▶ _Request_:
Write the records out again, keeping each line exactly as it is.

▶ _Data to process_:

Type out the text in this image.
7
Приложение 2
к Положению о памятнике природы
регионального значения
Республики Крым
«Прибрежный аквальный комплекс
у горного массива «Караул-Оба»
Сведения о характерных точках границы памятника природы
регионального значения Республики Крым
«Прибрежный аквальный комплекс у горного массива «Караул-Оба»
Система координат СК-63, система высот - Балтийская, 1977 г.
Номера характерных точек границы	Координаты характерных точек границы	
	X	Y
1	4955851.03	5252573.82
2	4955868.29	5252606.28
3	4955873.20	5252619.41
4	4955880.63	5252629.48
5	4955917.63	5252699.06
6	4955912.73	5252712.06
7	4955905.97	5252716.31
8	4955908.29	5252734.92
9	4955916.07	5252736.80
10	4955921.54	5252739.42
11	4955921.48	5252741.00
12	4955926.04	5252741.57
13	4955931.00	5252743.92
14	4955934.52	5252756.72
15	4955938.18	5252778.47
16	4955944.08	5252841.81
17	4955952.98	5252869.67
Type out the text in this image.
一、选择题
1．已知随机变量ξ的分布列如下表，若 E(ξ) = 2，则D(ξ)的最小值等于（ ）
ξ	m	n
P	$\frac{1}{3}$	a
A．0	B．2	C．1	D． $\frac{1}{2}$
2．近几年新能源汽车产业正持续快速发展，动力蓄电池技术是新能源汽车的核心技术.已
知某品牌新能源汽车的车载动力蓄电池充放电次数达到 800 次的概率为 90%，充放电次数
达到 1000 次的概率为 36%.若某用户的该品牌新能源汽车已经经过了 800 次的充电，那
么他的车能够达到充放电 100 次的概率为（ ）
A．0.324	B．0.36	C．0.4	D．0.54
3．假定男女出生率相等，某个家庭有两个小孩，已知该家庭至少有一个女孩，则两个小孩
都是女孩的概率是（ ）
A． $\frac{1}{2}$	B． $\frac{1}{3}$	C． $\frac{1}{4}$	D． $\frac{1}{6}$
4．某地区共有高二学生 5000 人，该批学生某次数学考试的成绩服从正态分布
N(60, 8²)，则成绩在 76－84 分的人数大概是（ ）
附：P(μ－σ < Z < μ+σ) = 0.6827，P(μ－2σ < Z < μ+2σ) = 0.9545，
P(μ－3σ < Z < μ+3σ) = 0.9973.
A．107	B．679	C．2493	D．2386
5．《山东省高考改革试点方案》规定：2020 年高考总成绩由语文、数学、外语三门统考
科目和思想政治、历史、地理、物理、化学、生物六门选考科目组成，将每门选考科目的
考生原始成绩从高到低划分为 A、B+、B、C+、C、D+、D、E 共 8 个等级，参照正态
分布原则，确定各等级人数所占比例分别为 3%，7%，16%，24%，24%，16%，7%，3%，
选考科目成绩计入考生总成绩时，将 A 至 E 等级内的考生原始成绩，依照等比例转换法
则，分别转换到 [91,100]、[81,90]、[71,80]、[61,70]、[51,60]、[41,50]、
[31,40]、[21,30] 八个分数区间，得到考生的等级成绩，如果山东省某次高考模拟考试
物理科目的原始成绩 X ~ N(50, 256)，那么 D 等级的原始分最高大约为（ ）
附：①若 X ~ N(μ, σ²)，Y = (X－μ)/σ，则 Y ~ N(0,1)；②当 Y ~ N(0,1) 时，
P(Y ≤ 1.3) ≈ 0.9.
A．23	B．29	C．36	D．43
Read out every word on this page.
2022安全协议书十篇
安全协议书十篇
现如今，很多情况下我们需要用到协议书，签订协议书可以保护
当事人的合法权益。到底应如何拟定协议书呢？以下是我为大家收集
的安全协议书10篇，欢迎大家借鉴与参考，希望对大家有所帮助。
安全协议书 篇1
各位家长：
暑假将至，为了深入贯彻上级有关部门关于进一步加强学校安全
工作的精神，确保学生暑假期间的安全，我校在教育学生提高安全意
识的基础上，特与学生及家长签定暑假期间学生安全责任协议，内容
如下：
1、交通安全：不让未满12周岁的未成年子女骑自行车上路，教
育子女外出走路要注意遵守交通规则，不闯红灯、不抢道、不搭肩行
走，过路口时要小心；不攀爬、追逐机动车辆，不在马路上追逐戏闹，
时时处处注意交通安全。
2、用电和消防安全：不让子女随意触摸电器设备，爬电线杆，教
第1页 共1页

▶ _Result of this task_:
Type out the text in this image.
7
Приложение 2
к Положению о памятнике природы
регионального значения
Республики Крым
«Прибрежный аквальный комплекс
у горного массива «Караул-Оба»
Сведения о характерных точках границы памятника природы
регионального значения Республики Крым
«Прибрежный аквальный комплекс у горного массива «Караул-Оба»
Система координат СК-63, система высот - Балтийская, 1977 г.
Номера характерных точек границы	Координаты характерных точек границы	
	X	Y
1	4955851.03	5252573.82
2	4955868.29	5252606.28
3	4955873.20	5252619.41
4	4955880.63	5252629.48
5	4955917.63	5252699.06
6	4955912.73	5252712.06
7	4955905.97	5252716.31
8	4955908.29	5252734.92
9	4955916.07	5252736.80
10	4955921.54	5252739.42
11	4955921.48	5252741.00
12	4955926.04	5252741.57
13	4955931.00	5252743.92
14	4955934.52	5252756.72
15	4955938.18	5252778.47
16	4955944.08	5252841.81
17	4955952.98	5252869.67
Type out the text in this image.
一、选择题
1．已知随机变量ξ的分布列如下表，若 E(ξ) = 2，则D(ξ)的最小值等于（ ）
ξ	m	n
P	$\frac{1}{3}$	a
A．0	B．2	C．1	D． $\frac{1}{2}$
2．近几年新能源汽车产业正持续快速发展，动力蓄电池技术是新能源汽车的核心技术.已
知某品牌新能源汽车的车载动力蓄电池充放电次数达到 800 次的概率为 90%，充放电次数
达到 1000 次的概率为 36%.若某用户的该品牌新能源汽车已经经过了 800 次的充电，那
么他的车能够达到充放电 100 次的概率为（ ）
A．0.324	B．0.36	C．0.4	D．0.54
3．假定男女出生率相等，某个家庭有两个小孩，已知该家庭至少有一个女孩，则两个小孩
都是女孩的概率是（ ）
A． $\frac{1}{2}$	B． $\frac{1}{3}$	C． $\frac{1}{4}$	D． $\frac{1}{6}$
4．某地区共有高二学生 5000 人，该批学生某次数学考试的成绩服从正态分布
N(60, 8²)，则成绩在 76－84 分的人数大概是（ ）
附：P(μ－σ < Z < μ+σ) = 0.6827，P(μ－2σ < Z < μ+2σ) = 0.9545，
P(μ－3σ < Z < μ+3σ) = 0.9973.
A．107	B．679	C．2493	D．2386
5．《山东省高考改革试点方案》规定：2020 年高考总成绩由语文、数学、外语三门统考
科目和思想政治、历史、地理、物理、化学、生物六门选考科目组成，将每门选考科目的
考生原始成绩从高到低划分为 A、B+、B、C+、C、D+、D、E 共 8 个等级，参照正态
分布原则，确定各等级人数所占比例分别为 3%，7%，16%，24%，24%，16%，7%，3%，
选考科目成绩计入考生总成绩时，将 A 至 E 等级内的考生原始成绩，依照等比例转换法
则，分别转换到 [91,100]、[81,90]、[71,80]、[61,70]、[51,60]、[41,50]、
[31,40]、[21,30] 八个分数区间，得到考生的等级成绩，如果山东省某次高考模拟考试
物理科目的原始成绩 X ~ N(50, 256)，那么 D 等级的原始分最高大约为（ ）
附：①若 X ~ N(μ, σ²)，Y = (X－μ)/σ，则 Y ~ N(0,1)；②当 Y ~ N(0,1) 时，
P(Y ≤ 1.3) ≈ 0.9.
A．23	B．29	C．36	D．43
Read out every word on this page.
2022安全协议书十篇
安全协议书十篇
现如今，很多情况下我们需要用到协议书，签订协议书可以保护
当事人的合法权益。到底应如何拟定协议书呢？以下是我为大家收集
的安全协议书10篇，欢迎大家借鉴与参考，希望对大家有所帮助。
安全协议书 篇1
各位家长：
暑假将至，为了深入贯彻上级有关部门关于进一步加强学校安全
工作的精神，确保学生暑假期间的安全，我校在教育学生提高安全意
识的基础上，特与学生及家长签定暑假期间学生安全责任协议，内容
如下：
1、交通安全：不让未满12周岁的未成年子女骑自行车上路，教
育子女外出走路要注意遵守交通规则，不闯红灯、不抢道、不搭肩行
走，过路口时要小心；不攀爬、追逐机动车辆，不在马路上追逐戏闹，
时时处处注意交通安全。
2、用电和消防安全：不让子女随意触摸电器设备，爬电线杆，教
第1页 共1页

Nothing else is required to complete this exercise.